Work to complete: The data below should be restated word for word, with every picture omitted.

## begin Exercise inputs

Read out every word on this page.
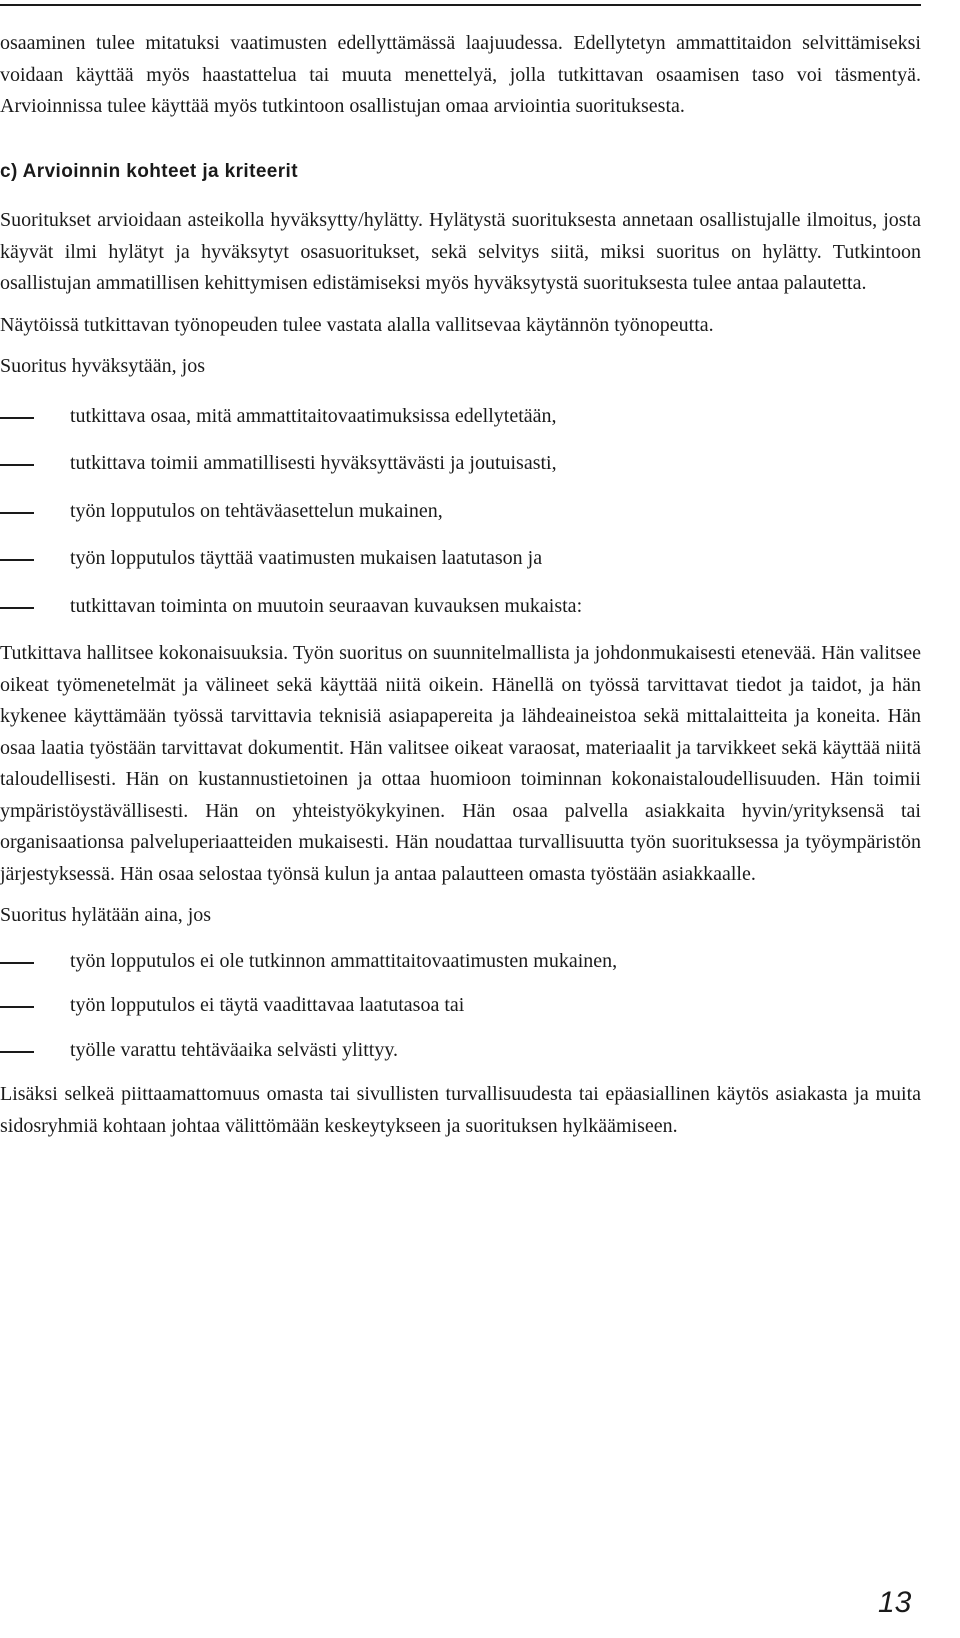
osaaminen tulee mitatuksi vaatimusten edellyttämässä laajuudessa. Edellytetyn ammattitaidon selvittämiseksi voidaan käyttää myös haastattelua tai muuta menettelyä, jolla tutkittavan osaamisen taso voi täsmentyä. Arvioinnissa tulee käyttää myös tutkintoon osallistujan omaa arviointia suorituksesta.

c) Arvioinnin kohteet ja kriteerit

Suoritukset arvioidaan asteikolla hyväksytty/hylätty. Hylätystä suorituksesta annetaan osallistujalle ilmoitus, josta käyvät ilmi hylätyt ja hyväksytyt osasuoritukset, sekä selvitys siitä, miksi suoritus on hylätty. Tutkintoon osallistujan ammatillisen kehittymisen edistämiseksi myös hyväksytystä suorituksesta tulee antaa palautetta.

Näytöissä tutkittavan työnopeuden tulee vastata alalla vallitsevaa käytännön työnopeutta.

Suoritus hyväksytään, jos

tutkittava osaa, mitä ammattitaitovaatimuksissa edellytetään,
tutkittava toimii ammatillisesti hyväksyttävästi ja joutuisasti,
työn lopputulos on tehtäväasettelun mukainen,
työn lopputulos täyttää vaatimusten mukaisen laatutason ja
tutkittavan toiminta on muutoin seuraavan kuvauksen mukaista:

Tutkittava hallitsee kokonaisuuksia. Työn suoritus on suunnitelmallista ja johdonmukaisesti etenevää. Hän valitsee oikeat työmenetelmät ja välineet sekä käyttää niitä oikein. Hänellä on työssä tarvittavat tiedot ja taidot, ja hän kykenee käyttämään työssä tarvittavia teknisiä asiapapereita ja lähdeaineistoa sekä mittalaitteita ja koneita. Hän osaa laatia työstään tarvittavat dokumentit. Hän valitsee oikeat varaosat, materiaalit ja tarvikkeet sekä käyttää niitä taloudellisesti. Hän on kustannustietoinen ja ottaa huomioon toiminnan kokonaistaloudellisuuden. Hän toimii ympäristöystävällisesti. Hän on yhteistyökykyinen. Hän osaa palvella asiakkaita hyvin/yrityksensä tai organisaationsa palveluperiaatteiden mukaisesti. Hän noudattaa turvallisuutta työn suorituksessa ja työympäristön järjestyksessä. Hän osaa selostaa työnsä kulun ja antaa palautteen omasta työstään asiakkaalle.

Suoritus hylätään aina, jos

työn lopputulos ei ole tutkinnon ammattitaitovaatimusten mukainen,
työn lopputulos ei täytä vaadittavaa laatutasoa tai
työlle varattu tehtäväaika selvästi ylittyy.

Lisäksi selkeä piittaamattomuus omasta tai sivullisten turvallisuudesta tai epäasiallinen käytös asiakasta ja muita sidosryhmiä kohtaan johtaa välittömään keskeytykseen ja suorituksen hylkäämiseen.

13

## end Exercise inputs

Task answer:
Read out every word on this page.
osaaminen tulee mitatuksi vaatimusten edellyttämässä laajuudessa. Edellytetyn ammattitaidon selvittämiseksi voidaan käyttää myös haastattelua tai muuta menettelyä, jolla tutkittavan osaamisen taso voi täsmentyä. Arvioinnissa tulee käyttää myös tutkintoon osallistujan omaa arviointia suorituksesta.

c) Arvioinnin kohteet ja kriteerit

Suoritukset arvioidaan asteikolla hyväksytty/hylätty. Hylätystä suorituksesta annetaan osallistujalle ilmoitus, josta käyvät ilmi hylätyt ja hyväksytyt osasuoritukset, sekä selvitys siitä, miksi suoritus on hylätty. Tutkintoon osallistujan ammatillisen kehittymisen edistämiseksi myös hyväksytystä suorituksesta tulee antaa palautetta.

Näytöissä tutkittavan työnopeuden tulee vastata alalla vallitsevaa käytännön työnopeutta.

Suoritus hyväksytään, jos

tutkittava osaa, mitä ammattitaitovaatimuksissa edellytetään,
tutkittava toimii ammatillisesti hyväksyttävästi ja joutuisasti,
työn lopputulos on tehtäväasettelun mukainen,
työn lopputulos täyttää vaatimusten mukaisen laatutason ja
tutkittavan toiminta on muutoin seuraavan kuvauksen mukaista:

Tutkittava hallitsee kokonaisuuksia. Työn suoritus on suunnitelmallista ja johdonmukaisesti etenevää. Hän valitsee oikeat työmenetelmät ja välineet sekä käyttää niitä oikein. Hänellä on työssä tarvittavat tiedot ja taidot, ja hän kykenee käyttämään työssä tarvittavia teknisiä asiapapereita ja lähdeaineistoa sekä mittalaitteita ja koneita. Hän osaa laatia työstään tarvittavat dokumentit. Hän valitsee oikeat varaosat, materiaalit ja tarvikkeet sekä käyttää niitä taloudellisesti. Hän on kustannustietoinen ja ottaa huomioon toiminnan kokonaistaloudellisuuden. Hän toimii ympäristöystävällisesti. Hän on yhteistyökykyinen. Hän osaa palvella asiakkaita hyvin/yrityksensä tai organisaationsa palveluperiaatteiden mukaisesti. Hän noudattaa turvallisuutta työn suorituksessa ja työympäristön järjestyksessä. Hän osaa selostaa työnsä kulun ja antaa palautteen omasta työstään asiakkaalle.

Suoritus hylätään aina, jos

työn lopputulos ei ole tutkinnon ammattitaitovaatimusten mukainen,
työn lopputulos ei täytä vaadittavaa laatutasoa tai
työlle varattu tehtäväaika selvästi ylittyy.

Lisäksi selkeä piittaamattomuus omasta tai sivullisten turvallisuudesta tai epäasiallinen käytös asiakasta ja muita sidosryhmiä kohtaan johtaa välittömään keskeytykseen ja suorituksen hylkäämiseen.

13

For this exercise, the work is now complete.